### [The request]
Collect all lines from the records below that include the word "December".

(begin)

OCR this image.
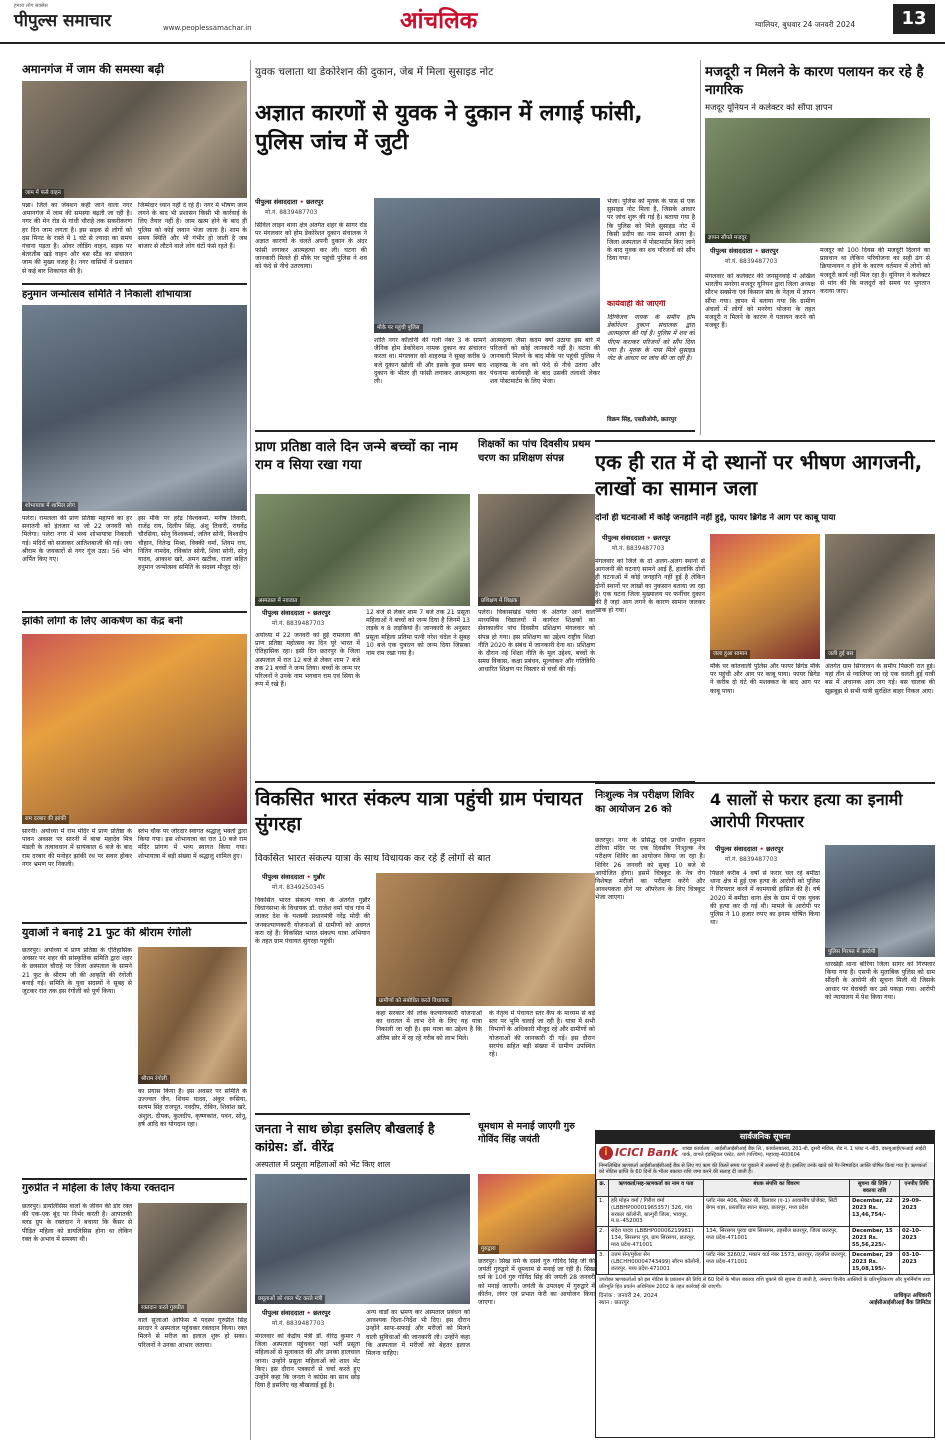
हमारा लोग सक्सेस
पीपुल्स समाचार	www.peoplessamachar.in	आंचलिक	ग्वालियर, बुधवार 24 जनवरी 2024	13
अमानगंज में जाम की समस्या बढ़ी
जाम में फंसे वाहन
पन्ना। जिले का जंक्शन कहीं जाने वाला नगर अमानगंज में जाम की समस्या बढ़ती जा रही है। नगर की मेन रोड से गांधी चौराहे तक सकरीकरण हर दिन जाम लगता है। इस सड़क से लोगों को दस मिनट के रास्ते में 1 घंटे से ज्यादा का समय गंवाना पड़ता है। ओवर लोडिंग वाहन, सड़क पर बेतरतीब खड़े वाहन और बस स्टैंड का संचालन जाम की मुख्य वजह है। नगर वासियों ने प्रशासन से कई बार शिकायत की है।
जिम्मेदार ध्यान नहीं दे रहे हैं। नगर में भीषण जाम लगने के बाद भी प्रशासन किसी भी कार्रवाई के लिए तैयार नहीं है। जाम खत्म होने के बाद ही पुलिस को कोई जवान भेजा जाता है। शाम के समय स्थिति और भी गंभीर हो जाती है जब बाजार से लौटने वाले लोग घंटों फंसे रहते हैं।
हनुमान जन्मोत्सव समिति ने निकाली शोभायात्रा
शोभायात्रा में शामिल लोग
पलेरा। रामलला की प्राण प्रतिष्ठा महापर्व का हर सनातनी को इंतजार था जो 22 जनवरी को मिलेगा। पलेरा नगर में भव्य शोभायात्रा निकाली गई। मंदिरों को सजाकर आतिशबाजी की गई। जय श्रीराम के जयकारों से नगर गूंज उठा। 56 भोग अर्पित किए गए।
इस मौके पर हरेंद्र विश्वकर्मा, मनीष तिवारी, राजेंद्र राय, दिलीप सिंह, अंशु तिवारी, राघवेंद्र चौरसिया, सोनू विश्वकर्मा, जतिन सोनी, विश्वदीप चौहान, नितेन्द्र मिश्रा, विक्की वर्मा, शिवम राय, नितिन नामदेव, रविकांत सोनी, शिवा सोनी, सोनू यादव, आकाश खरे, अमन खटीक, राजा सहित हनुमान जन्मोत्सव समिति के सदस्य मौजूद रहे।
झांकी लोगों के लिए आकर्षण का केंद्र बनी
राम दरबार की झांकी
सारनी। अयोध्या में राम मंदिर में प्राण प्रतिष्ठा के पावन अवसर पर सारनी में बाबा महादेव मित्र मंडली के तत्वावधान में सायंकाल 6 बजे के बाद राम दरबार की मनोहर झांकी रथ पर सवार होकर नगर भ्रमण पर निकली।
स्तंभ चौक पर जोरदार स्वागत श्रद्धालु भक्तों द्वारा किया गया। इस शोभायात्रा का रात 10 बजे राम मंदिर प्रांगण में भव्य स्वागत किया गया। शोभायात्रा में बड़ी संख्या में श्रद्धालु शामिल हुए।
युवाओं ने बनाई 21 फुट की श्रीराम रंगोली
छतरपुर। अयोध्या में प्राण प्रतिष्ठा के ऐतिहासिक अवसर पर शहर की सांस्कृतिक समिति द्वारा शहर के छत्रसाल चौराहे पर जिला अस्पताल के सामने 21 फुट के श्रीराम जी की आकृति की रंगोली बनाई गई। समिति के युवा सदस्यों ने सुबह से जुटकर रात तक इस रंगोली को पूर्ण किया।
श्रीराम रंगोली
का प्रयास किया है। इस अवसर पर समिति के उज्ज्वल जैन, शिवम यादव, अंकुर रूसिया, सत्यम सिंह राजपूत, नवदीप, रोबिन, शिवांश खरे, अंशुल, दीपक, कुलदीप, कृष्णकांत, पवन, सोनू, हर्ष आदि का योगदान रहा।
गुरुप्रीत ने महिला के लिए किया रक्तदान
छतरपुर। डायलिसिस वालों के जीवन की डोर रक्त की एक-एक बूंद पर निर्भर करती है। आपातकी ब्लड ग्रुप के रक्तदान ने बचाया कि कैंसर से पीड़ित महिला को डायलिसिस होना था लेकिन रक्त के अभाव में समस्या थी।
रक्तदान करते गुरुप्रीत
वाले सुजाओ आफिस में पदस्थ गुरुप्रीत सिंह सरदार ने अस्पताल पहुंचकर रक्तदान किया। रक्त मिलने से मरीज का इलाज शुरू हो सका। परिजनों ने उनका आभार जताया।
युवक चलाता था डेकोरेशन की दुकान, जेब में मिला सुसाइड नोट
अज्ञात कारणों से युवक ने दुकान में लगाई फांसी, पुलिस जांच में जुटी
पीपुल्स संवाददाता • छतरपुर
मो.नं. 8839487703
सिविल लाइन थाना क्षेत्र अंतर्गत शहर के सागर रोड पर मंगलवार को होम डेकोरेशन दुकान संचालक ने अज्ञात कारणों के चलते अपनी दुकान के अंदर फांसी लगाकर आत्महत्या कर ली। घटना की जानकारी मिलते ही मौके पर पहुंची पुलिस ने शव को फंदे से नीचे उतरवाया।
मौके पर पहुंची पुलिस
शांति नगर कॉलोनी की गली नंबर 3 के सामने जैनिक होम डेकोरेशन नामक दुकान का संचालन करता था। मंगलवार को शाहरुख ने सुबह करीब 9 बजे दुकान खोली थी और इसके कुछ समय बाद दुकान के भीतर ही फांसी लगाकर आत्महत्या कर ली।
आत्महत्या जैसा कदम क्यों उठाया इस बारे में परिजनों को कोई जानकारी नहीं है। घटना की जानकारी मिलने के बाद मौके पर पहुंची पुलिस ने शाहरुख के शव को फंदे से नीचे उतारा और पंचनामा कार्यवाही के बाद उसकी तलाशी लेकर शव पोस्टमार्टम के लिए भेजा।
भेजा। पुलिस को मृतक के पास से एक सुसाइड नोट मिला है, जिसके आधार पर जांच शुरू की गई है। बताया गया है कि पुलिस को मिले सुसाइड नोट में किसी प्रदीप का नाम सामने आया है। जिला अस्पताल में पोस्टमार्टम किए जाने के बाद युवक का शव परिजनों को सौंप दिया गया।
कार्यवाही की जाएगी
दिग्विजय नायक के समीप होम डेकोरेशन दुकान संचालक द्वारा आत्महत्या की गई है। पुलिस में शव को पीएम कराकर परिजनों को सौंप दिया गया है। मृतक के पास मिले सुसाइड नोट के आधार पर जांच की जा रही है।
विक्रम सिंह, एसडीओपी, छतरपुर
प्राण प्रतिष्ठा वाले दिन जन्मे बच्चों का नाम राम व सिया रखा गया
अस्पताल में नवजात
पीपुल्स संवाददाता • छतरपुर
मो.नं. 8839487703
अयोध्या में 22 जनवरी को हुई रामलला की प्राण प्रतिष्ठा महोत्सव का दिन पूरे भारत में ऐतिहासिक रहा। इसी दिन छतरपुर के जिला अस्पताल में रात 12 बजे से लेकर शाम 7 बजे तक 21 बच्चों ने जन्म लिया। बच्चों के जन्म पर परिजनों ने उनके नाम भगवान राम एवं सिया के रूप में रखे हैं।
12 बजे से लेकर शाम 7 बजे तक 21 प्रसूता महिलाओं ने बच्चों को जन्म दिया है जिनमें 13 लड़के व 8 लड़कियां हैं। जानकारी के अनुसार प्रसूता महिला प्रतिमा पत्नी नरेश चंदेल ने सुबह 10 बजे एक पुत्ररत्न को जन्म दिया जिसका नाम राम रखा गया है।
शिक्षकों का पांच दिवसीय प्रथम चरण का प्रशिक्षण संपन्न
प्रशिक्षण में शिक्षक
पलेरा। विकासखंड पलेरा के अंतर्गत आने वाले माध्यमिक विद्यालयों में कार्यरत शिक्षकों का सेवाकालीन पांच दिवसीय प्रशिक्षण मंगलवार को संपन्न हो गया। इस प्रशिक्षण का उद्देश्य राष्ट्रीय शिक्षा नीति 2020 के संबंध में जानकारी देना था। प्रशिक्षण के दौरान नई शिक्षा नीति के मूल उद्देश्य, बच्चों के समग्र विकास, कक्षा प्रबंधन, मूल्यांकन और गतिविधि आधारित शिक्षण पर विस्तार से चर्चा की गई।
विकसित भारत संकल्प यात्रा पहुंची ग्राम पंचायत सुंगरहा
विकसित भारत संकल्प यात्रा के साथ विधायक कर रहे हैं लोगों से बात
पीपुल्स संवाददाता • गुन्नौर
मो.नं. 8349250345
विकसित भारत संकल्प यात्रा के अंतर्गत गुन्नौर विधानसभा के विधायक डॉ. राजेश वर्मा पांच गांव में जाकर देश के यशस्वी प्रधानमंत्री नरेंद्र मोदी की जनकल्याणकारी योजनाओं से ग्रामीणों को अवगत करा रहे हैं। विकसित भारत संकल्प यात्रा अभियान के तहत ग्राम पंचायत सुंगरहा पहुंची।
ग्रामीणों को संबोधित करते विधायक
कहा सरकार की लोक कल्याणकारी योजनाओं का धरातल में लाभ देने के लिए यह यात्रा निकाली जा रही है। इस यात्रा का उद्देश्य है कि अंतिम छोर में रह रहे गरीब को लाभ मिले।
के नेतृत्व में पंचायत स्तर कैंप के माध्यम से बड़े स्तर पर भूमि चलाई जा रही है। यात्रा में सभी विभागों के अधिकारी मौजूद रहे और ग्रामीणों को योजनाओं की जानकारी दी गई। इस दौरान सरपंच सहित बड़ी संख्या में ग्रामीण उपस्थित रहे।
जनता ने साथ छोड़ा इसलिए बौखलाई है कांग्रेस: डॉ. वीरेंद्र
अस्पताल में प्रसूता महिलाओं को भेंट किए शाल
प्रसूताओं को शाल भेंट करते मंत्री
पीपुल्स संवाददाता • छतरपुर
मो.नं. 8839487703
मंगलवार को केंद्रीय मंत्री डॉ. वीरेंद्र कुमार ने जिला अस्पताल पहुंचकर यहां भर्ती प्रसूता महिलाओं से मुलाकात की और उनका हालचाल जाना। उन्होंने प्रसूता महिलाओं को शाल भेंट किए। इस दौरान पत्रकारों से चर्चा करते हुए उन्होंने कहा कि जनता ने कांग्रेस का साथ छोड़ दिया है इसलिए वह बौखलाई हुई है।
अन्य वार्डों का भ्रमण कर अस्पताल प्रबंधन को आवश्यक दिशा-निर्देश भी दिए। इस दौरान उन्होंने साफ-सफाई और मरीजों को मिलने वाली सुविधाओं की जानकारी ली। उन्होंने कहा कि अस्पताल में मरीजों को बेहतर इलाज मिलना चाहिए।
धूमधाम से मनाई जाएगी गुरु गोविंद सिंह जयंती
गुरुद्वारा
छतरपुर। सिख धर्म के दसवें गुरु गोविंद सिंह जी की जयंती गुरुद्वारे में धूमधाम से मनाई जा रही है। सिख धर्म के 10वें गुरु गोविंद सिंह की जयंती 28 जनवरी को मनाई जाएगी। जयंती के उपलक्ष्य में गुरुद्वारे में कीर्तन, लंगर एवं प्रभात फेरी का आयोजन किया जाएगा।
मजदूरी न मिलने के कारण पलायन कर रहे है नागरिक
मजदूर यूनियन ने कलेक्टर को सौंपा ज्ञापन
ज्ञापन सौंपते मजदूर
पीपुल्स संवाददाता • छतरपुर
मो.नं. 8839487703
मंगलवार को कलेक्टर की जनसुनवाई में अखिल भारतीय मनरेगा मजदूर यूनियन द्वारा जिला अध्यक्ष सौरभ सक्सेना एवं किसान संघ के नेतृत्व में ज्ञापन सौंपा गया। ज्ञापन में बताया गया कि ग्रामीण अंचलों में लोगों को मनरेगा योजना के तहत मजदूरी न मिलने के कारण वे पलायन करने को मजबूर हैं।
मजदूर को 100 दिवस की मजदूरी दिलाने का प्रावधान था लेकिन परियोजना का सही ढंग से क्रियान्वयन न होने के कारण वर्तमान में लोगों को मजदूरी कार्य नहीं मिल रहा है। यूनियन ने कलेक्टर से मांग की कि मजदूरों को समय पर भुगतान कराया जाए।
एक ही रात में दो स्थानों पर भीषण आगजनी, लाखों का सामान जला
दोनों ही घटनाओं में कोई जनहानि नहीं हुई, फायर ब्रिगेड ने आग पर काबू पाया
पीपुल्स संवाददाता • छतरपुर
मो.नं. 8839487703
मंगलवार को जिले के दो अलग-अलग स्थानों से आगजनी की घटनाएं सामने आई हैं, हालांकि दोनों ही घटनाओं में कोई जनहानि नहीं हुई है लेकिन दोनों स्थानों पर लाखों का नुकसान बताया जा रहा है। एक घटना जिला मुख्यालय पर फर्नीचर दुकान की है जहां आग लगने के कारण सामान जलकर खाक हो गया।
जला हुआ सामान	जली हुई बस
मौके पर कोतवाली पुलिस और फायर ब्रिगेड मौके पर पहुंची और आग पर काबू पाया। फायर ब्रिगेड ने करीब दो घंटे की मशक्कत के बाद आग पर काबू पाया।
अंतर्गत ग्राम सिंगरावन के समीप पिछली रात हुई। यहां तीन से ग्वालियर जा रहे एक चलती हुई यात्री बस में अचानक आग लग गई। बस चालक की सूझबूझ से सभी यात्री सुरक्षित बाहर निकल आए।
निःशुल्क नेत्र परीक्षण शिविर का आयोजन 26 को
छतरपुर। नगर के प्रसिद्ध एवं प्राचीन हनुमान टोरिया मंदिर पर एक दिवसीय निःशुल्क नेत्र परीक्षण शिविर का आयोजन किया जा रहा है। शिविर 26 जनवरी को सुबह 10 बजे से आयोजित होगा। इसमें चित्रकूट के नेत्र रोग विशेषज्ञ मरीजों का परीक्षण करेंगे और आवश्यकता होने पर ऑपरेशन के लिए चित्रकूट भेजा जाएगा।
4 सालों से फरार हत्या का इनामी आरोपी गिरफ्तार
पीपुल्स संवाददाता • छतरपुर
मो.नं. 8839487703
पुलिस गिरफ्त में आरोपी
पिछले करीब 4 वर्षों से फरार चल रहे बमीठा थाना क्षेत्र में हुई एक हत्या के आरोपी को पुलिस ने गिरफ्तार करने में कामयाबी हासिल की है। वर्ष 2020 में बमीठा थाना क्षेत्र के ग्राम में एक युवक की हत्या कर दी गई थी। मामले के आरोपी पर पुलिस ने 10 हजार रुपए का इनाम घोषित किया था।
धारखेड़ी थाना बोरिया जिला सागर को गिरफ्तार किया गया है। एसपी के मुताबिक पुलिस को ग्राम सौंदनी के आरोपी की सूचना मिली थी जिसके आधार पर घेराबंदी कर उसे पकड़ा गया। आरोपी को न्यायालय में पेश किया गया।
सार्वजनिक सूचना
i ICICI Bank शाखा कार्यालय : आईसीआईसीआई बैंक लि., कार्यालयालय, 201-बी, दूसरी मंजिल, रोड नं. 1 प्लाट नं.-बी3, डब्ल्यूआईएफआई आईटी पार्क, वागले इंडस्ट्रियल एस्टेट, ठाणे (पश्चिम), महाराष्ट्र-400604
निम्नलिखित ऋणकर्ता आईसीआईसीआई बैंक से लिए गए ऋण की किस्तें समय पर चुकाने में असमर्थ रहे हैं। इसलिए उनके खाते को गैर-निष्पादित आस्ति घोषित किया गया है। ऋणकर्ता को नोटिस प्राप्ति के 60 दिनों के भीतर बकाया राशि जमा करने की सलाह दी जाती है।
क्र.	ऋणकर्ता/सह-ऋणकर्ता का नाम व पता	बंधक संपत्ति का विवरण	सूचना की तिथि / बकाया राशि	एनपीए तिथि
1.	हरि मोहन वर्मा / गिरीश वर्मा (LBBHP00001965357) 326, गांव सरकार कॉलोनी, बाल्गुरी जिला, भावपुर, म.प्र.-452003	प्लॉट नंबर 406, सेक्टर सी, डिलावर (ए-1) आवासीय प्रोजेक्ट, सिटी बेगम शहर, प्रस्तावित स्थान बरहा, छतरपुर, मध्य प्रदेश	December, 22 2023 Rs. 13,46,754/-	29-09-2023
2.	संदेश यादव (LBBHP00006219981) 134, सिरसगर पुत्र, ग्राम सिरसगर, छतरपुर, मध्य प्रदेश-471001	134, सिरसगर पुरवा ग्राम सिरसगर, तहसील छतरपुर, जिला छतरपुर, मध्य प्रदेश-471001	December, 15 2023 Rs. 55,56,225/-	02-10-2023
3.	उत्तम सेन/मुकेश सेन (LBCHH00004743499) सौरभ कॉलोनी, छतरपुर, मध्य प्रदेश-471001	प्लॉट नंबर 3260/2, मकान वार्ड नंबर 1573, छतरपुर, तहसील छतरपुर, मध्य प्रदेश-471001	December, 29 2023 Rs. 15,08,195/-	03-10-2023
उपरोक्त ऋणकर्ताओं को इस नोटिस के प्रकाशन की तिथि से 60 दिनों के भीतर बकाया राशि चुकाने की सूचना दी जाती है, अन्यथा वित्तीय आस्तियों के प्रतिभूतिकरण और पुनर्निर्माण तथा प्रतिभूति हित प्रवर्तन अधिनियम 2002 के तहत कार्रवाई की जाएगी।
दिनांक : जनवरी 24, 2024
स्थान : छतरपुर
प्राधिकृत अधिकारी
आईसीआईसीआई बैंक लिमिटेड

(end)

### [Exercise response]
1.	हरि मोहन वर्मा / गिरीश वर्मा (LBBHP00001965357) 326, गांव सरकार कॉलोनी, बाल्गुरी जिला, भावपुर, म.प्र.-452003	प्लॉट नंबर 406, सेक्टर सी, डिलावर (ए-1) आवासीय प्रोजेक्ट, सिटी बेगम शहर, प्रस्तावित स्थान बरहा, छतरपुर, मध्य प्रदेश	December, 22 2023 Rs. 13,46,754/-	29-09-2023
2.	संदेश यादव (LBBHP00006219981) 134, सिरसगर पुत्र, ग्राम सिरसगर, छतरपुर, मध्य प्रदेश-471001	134, सिरसगर पुरवा ग्राम सिरसगर, तहसील छतरपुर, जिला छतरपुर, मध्य प्रदेश-471001	December, 15 2023 Rs. 55,56,225/-	02-10-2023
3.	उत्तम सेन/मुकेश सेन (LBCHH00004743499) सौरभ कॉलोनी, छतरपुर, मध्य प्रदेश-471001	प्लॉट नंबर 3260/2, मकान वार्ड नंबर 1573, छतरपुर, तहसील छतरपुर, मध्य प्रदेश-471001	December, 29 2023 Rs. 15,08,195/-	03-10-2023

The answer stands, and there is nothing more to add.